*RECORDS SHOWN*.
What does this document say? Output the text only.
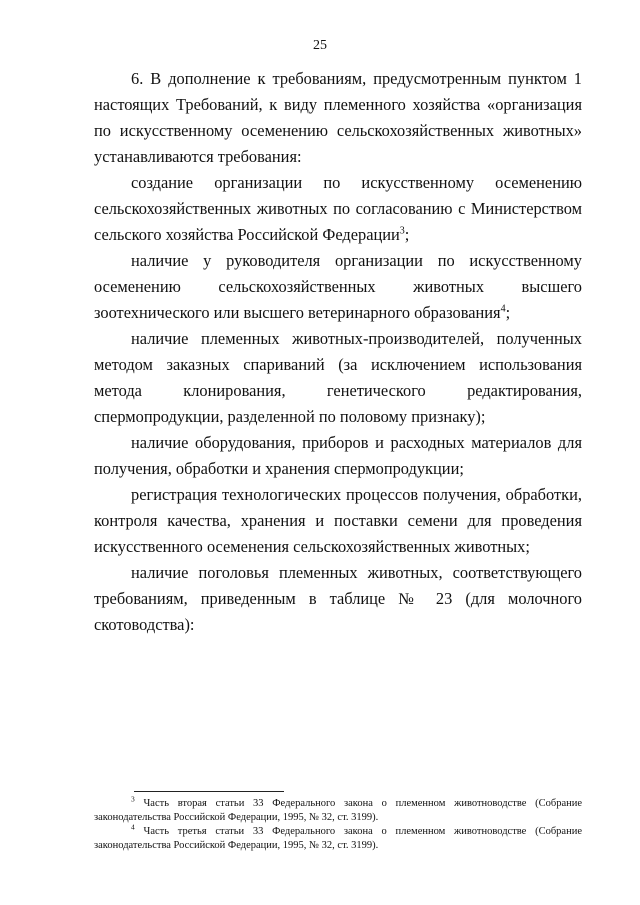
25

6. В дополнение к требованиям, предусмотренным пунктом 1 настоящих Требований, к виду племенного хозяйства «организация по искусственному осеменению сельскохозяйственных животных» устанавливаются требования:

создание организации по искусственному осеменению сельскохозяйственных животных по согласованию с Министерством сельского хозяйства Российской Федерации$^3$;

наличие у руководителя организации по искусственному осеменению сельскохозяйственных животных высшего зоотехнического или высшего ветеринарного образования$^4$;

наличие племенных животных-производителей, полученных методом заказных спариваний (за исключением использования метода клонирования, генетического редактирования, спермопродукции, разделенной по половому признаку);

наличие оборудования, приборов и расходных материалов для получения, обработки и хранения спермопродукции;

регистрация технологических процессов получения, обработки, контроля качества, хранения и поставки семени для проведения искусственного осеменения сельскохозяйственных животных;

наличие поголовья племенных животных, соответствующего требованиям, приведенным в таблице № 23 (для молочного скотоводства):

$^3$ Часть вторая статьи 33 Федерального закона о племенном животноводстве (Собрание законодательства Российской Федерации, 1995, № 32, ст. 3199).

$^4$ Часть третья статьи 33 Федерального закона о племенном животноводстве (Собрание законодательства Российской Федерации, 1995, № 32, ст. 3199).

*EXERCISE AIM*. Write out every record above exactly as it stands, but leave out the pictures.

*RIGHT ANSWER*.
What does this document say? Output the text only.
25

6. В дополнение к требованиям, предусмотренным пунктом 1 настоящих Требований, к виду племенного хозяйства «организация по искусственному осеменению сельскохозяйственных животных» устанавливаются требования:

создание организации по искусственному осеменению сельскохозяйственных животных по согласованию с Министерством сельского хозяйства Российской Федерации$^3$;

наличие у руководителя организации по искусственному осеменению сельскохозяйственных животных высшего зоотехнического или высшего ветеринарного образования$^4$;

наличие племенных животных-производителей, полученных методом заказных спариваний (за исключением использования метода клонирования, генетического редактирования, спермопродукции, разделенной по половому признаку);

наличие оборудования, приборов и расходных материалов для получения, обработки и хранения спермопродукции;

регистрация технологических процессов получения, обработки, контроля качества, хранения и поставки семени для проведения искусственного осеменения сельскохозяйственных животных;

наличие поголовья племенных животных, соответствующего требованиям, приведенным в таблице № 23 (для молочного скотоводства):

$^3$ Часть вторая статьи 33 Федерального закона о племенном животноводстве (Собрание законодательства Российской Федерации, 1995, № 32, ст. 3199).

$^4$ Часть третья статьи 33 Федерального закона о племенном животноводстве (Собрание законодательства Российской Федерации, 1995, № 32, ст. 3199).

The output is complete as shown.